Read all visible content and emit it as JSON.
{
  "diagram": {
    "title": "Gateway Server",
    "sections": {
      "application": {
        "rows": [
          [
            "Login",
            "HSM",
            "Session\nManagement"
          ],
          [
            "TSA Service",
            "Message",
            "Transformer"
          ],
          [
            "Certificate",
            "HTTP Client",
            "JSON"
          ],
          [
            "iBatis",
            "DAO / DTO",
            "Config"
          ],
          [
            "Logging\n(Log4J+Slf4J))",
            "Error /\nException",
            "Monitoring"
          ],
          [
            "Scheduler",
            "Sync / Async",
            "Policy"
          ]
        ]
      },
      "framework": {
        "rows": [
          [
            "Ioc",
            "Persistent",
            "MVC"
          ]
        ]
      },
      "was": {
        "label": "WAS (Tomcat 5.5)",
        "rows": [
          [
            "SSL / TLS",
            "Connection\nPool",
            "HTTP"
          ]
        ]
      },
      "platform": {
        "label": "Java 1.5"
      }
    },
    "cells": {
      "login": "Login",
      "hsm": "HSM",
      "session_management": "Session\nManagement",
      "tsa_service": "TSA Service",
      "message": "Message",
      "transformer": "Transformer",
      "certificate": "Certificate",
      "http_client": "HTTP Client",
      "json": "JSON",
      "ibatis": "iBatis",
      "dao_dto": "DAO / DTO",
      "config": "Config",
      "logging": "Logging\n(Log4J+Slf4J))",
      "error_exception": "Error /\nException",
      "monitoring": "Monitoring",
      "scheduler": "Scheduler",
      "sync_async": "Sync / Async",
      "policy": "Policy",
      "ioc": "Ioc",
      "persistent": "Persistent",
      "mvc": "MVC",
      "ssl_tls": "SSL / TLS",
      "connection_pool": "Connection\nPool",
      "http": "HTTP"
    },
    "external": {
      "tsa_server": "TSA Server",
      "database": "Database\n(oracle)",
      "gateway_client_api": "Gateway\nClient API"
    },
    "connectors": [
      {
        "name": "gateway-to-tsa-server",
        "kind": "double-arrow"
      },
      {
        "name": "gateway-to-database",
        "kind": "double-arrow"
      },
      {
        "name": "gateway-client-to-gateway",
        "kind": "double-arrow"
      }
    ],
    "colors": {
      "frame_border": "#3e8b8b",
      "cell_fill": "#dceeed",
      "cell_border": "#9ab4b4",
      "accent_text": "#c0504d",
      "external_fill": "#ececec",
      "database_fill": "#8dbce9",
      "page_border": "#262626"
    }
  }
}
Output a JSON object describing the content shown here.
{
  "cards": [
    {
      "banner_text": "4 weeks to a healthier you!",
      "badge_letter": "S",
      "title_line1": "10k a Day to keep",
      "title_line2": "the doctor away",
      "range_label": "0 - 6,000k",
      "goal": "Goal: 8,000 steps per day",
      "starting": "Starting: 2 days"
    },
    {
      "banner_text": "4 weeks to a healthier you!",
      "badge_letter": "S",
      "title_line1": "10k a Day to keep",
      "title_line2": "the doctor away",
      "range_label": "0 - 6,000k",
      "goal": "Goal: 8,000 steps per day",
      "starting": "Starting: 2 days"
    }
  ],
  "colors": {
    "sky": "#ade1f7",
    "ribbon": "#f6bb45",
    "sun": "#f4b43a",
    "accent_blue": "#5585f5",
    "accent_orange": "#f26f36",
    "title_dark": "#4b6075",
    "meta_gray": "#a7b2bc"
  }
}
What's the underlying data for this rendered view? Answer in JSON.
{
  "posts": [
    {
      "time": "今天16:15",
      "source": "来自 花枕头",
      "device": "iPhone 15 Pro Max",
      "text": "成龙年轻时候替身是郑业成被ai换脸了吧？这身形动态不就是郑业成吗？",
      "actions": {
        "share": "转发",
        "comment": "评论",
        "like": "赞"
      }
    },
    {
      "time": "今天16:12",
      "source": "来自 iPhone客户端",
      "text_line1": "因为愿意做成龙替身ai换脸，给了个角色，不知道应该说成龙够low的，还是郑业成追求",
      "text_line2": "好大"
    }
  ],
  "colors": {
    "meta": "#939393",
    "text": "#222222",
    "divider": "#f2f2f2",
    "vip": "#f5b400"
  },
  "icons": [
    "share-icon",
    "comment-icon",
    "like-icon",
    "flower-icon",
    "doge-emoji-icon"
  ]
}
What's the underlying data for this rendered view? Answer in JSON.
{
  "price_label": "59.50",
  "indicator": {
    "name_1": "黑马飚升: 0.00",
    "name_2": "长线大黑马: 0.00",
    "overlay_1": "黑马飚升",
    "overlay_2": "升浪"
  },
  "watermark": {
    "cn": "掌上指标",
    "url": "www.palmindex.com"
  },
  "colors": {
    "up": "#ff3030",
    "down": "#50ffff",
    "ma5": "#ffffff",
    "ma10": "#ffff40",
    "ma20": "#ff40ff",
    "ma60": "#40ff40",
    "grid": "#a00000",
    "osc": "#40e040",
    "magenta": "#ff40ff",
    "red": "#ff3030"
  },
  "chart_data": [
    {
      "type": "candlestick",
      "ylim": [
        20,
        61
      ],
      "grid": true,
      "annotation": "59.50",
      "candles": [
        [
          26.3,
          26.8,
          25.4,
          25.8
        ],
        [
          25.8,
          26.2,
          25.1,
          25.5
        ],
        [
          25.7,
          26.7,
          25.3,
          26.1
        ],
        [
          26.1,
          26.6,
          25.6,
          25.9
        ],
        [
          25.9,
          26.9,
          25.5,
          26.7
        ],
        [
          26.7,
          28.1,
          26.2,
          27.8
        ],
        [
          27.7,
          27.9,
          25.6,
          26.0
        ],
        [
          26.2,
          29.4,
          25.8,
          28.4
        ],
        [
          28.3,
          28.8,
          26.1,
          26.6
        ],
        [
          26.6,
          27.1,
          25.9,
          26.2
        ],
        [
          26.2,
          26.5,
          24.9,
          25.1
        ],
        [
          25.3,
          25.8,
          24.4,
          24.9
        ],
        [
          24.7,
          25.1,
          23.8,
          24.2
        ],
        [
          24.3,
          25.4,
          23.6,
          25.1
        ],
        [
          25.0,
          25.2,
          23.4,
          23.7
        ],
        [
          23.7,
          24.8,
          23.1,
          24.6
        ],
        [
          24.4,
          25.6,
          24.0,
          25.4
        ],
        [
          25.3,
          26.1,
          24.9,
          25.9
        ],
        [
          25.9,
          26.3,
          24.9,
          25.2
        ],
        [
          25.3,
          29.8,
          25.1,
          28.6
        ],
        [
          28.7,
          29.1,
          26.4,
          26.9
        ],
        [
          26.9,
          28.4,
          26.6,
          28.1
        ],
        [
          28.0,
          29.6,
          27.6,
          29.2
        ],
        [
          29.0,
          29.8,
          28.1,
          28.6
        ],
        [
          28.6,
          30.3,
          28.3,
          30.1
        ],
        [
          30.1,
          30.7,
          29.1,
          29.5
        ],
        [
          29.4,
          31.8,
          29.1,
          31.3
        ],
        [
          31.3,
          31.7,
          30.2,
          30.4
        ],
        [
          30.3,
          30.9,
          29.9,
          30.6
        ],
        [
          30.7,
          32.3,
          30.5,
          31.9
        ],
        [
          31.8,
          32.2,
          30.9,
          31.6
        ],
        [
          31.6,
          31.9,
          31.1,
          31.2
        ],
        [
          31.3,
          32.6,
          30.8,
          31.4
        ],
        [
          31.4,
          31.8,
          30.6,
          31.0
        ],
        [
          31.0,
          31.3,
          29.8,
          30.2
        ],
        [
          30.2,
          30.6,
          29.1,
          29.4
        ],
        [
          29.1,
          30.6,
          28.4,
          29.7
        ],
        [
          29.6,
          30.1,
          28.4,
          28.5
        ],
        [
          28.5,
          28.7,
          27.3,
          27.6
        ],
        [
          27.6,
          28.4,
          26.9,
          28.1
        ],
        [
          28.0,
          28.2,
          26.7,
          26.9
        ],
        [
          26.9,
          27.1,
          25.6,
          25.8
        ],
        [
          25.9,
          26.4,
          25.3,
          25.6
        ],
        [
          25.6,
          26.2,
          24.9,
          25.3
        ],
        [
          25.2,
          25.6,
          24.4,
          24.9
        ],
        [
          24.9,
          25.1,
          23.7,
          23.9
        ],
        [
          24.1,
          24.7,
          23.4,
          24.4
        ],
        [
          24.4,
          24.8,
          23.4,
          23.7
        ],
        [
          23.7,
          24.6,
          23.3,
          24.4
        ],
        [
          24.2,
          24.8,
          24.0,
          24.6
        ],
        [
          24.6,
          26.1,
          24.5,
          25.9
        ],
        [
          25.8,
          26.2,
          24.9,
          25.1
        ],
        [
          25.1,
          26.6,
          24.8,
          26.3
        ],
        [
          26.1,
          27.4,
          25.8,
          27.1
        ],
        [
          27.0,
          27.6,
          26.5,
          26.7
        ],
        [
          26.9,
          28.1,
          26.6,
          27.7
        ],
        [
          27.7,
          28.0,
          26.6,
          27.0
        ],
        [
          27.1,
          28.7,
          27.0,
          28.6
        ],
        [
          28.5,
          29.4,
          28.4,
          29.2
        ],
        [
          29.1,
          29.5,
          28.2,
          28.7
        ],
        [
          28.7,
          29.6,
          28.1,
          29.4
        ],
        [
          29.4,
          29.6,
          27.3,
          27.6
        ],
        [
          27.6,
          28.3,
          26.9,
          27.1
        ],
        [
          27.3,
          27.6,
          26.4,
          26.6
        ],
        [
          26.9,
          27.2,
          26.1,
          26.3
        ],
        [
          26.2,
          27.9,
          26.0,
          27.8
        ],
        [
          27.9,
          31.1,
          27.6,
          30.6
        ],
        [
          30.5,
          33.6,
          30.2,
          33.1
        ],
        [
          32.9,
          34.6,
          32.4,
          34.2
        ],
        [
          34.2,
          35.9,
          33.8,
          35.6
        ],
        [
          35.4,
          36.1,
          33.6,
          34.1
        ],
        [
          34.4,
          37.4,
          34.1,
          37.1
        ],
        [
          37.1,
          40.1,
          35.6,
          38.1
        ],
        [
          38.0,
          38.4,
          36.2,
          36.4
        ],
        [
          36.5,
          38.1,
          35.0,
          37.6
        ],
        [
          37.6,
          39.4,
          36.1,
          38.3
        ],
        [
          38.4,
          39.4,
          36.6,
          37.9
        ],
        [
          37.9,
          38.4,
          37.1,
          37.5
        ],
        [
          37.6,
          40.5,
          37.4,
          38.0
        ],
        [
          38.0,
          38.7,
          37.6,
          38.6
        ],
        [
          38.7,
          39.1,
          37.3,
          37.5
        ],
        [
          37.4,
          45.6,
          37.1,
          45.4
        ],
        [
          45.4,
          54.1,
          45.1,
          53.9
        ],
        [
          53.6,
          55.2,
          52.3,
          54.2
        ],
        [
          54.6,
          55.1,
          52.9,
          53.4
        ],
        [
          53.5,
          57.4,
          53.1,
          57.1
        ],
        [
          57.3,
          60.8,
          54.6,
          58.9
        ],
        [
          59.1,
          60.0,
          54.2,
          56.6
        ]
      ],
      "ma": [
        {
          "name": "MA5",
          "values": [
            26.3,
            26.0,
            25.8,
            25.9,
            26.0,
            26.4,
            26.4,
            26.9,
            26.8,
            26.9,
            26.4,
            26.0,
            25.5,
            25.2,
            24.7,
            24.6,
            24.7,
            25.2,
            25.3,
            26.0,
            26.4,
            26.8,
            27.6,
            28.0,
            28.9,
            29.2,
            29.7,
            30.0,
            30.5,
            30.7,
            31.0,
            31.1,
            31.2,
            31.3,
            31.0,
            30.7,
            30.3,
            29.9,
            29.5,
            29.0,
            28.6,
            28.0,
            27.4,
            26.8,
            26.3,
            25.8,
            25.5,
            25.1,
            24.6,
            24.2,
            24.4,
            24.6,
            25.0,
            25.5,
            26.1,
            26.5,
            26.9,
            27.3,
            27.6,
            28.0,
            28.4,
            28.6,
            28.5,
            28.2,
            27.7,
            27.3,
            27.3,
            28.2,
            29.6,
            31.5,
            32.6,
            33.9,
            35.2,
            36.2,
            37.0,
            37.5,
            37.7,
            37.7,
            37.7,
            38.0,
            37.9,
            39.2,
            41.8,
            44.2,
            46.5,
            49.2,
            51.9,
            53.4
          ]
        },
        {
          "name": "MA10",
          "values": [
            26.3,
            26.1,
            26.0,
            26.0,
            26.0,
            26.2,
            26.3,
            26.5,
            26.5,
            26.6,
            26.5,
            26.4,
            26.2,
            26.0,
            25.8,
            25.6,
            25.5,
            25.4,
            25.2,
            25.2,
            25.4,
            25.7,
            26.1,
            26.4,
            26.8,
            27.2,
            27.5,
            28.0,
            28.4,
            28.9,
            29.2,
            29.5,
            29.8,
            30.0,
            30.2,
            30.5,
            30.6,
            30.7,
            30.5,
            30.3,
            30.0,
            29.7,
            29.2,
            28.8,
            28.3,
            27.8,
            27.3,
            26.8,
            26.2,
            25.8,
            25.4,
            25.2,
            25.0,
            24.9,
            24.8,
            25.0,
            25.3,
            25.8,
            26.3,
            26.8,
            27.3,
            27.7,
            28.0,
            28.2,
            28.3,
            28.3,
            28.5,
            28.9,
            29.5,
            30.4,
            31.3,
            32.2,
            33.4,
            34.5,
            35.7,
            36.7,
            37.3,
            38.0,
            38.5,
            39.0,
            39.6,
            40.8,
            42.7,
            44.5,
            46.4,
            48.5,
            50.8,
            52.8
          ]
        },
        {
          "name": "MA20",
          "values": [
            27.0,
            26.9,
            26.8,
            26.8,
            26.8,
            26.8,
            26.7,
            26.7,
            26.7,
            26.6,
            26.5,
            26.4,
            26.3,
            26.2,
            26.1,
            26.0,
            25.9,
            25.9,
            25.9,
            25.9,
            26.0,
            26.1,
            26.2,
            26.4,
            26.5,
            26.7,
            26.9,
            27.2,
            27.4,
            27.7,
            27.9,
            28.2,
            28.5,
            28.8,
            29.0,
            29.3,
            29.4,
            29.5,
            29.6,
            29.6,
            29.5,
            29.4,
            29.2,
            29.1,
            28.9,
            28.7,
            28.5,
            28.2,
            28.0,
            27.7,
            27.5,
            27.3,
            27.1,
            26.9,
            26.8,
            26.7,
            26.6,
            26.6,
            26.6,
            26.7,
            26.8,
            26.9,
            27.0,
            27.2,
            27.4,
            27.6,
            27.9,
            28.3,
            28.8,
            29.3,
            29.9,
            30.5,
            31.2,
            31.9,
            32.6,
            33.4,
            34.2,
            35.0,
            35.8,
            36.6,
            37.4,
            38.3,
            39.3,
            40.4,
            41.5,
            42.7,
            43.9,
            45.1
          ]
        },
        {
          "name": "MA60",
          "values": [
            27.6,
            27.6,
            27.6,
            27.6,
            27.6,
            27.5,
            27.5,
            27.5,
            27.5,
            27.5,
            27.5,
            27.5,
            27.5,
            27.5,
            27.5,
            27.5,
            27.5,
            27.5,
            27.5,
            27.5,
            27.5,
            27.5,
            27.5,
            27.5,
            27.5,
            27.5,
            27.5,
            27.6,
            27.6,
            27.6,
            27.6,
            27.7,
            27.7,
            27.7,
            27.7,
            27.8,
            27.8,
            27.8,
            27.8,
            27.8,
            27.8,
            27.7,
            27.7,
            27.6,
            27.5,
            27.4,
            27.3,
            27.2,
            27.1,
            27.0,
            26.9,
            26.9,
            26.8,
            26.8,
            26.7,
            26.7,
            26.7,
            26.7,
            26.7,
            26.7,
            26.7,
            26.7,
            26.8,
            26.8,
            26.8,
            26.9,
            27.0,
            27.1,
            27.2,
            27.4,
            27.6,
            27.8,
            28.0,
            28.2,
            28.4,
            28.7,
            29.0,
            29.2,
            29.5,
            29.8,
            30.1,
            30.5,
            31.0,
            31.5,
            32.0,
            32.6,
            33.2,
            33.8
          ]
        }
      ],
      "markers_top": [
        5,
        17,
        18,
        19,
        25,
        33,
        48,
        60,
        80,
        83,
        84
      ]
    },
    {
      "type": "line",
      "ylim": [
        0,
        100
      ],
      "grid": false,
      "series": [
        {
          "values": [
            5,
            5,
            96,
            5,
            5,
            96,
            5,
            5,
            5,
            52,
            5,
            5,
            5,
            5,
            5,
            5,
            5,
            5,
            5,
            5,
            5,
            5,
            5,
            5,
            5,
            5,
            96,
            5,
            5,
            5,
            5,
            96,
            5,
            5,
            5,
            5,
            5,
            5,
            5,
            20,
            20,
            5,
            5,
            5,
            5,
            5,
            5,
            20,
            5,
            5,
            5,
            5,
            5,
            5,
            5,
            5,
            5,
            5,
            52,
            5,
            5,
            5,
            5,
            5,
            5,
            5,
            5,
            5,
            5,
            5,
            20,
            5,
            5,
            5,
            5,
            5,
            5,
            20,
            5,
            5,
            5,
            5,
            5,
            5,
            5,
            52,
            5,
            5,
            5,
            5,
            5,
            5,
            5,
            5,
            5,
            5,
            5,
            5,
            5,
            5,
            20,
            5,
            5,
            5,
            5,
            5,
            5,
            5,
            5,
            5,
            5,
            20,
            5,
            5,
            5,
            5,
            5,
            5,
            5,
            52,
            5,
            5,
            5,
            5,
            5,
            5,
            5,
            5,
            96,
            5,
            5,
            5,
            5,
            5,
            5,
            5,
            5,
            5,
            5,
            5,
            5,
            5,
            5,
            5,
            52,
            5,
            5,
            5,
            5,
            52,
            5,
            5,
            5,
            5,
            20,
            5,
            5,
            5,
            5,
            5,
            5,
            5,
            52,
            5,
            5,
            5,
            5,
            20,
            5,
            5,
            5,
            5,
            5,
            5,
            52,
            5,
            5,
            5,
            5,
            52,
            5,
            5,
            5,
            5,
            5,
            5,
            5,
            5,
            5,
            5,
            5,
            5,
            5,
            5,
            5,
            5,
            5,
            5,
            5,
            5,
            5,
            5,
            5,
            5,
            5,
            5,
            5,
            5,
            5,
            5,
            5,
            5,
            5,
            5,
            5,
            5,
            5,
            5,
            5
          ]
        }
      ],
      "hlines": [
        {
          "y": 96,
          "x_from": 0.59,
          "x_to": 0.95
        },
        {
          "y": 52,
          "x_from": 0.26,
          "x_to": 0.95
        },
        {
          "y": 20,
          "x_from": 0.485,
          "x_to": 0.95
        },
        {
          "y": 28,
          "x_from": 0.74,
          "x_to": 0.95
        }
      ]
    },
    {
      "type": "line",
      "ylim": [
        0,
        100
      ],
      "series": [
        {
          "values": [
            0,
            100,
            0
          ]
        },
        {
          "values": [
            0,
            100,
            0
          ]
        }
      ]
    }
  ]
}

Task details: Filter out every line that lacks the word "content", and copy the rest.

Task answer:
Read all visible content and emit it as JSON.
Output a JSON object describing the content shown here.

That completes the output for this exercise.